» EXERCISE BRIEF: Gather the lines from the material that contain "subtitle".

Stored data
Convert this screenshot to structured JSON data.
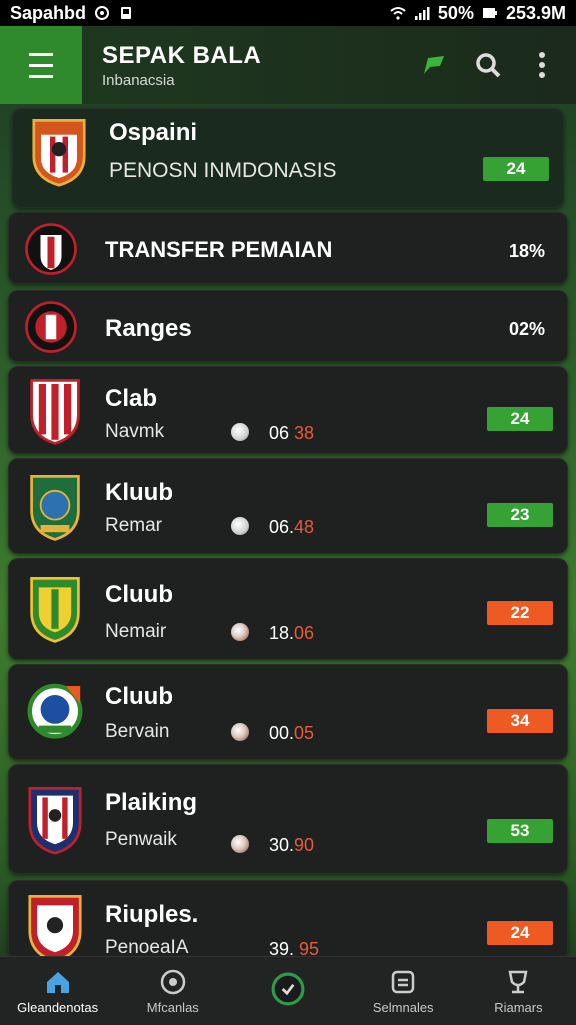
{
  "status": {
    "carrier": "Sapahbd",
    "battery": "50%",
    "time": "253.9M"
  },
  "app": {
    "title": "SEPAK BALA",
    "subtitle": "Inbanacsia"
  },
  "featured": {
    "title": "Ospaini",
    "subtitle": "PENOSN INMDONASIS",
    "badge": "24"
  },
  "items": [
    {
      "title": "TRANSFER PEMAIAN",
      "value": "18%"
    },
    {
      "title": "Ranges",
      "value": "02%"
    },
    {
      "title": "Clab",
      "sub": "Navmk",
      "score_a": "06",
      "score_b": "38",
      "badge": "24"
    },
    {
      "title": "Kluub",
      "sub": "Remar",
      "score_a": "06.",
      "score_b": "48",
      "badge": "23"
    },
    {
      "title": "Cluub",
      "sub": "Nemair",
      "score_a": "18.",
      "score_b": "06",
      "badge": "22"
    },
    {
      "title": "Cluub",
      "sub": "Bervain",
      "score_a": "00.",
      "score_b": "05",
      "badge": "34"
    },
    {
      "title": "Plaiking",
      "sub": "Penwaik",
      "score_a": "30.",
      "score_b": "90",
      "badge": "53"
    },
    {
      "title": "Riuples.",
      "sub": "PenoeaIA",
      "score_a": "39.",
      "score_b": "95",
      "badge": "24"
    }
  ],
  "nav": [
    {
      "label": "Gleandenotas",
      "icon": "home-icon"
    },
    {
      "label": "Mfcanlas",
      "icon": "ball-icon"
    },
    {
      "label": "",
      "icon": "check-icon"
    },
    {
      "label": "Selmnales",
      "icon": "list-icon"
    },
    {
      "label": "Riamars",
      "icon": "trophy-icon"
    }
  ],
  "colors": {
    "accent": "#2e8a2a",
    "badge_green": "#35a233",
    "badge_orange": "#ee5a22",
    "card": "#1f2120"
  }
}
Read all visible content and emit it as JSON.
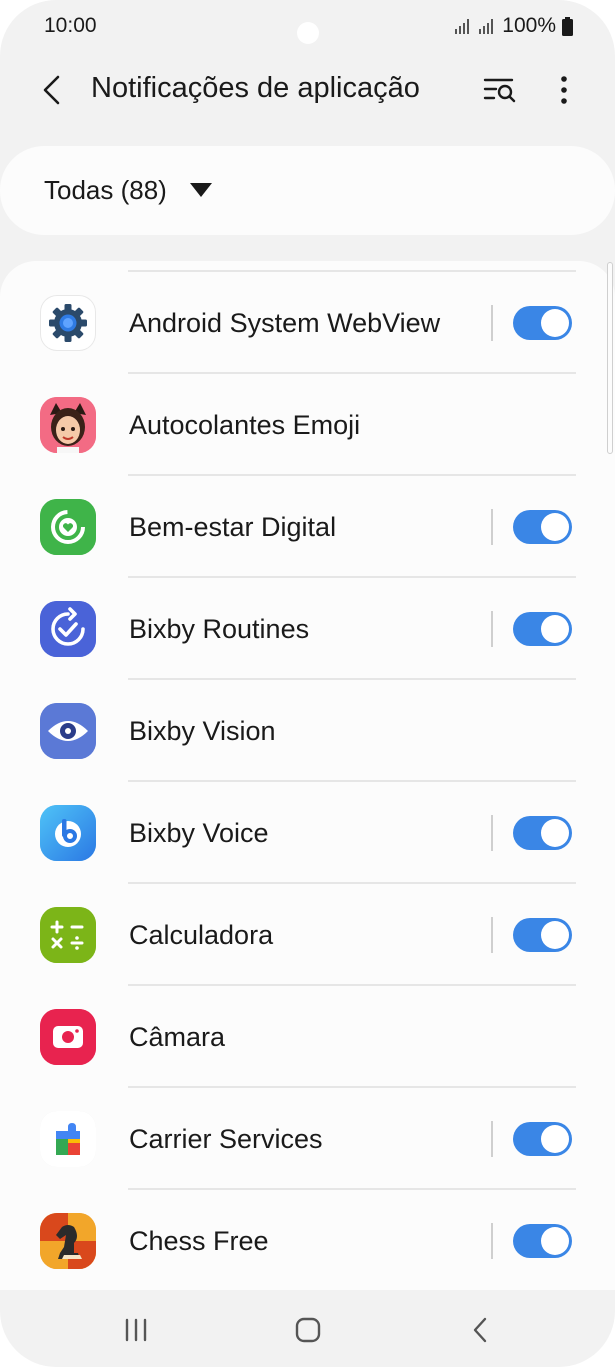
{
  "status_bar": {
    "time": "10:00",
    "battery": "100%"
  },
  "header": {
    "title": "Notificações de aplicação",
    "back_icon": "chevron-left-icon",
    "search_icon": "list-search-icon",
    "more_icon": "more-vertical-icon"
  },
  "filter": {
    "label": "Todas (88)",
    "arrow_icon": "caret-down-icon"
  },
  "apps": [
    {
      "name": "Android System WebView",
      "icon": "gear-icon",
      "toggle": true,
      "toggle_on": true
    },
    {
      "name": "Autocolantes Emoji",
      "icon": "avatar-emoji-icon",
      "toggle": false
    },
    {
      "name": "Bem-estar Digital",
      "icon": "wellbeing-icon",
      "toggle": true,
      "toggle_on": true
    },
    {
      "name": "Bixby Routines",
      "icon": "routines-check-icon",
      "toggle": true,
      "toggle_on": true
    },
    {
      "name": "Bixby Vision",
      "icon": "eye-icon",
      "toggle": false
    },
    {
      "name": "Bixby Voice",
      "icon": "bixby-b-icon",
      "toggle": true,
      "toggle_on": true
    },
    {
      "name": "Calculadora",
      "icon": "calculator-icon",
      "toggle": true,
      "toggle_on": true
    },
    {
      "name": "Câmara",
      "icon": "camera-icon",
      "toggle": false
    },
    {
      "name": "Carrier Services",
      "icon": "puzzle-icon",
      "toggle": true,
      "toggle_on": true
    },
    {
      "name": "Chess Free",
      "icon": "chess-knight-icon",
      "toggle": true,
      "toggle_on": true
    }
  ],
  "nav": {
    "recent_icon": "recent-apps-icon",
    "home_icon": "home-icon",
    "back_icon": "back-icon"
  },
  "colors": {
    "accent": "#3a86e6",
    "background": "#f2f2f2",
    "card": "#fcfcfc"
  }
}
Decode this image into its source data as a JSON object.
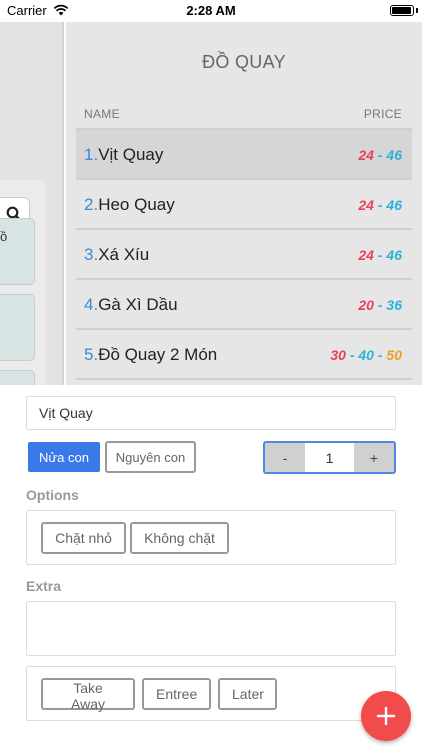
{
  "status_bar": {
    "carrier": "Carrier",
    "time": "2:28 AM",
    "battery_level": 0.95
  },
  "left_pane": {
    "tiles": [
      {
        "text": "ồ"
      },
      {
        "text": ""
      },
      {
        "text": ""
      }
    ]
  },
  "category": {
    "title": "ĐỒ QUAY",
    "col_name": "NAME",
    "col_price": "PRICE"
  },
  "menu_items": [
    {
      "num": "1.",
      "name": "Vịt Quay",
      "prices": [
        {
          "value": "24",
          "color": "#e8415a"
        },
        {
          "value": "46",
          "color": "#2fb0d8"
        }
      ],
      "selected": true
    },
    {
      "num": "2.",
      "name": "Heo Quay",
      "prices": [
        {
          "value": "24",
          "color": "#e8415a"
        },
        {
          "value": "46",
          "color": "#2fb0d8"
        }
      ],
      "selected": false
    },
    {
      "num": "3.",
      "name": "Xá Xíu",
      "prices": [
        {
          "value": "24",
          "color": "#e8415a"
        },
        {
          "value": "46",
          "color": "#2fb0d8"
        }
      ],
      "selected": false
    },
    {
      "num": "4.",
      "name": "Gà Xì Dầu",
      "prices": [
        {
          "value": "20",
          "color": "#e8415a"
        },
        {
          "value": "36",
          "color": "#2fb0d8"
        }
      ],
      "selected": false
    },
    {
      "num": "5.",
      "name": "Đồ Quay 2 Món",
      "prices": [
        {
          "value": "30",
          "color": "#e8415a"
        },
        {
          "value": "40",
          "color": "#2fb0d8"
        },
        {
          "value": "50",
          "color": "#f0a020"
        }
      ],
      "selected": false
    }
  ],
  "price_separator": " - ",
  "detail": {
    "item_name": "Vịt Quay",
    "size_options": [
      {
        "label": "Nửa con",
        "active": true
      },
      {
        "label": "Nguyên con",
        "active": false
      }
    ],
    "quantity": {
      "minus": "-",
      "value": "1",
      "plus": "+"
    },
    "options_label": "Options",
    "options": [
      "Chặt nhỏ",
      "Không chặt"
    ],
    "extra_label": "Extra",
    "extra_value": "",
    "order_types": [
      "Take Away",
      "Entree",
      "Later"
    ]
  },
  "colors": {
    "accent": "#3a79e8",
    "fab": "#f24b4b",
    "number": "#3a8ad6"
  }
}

» ANSWER BELOW:
    "subtitle": "Inbanacsia"
    "subtitle": "PENOSN INMDONASIS",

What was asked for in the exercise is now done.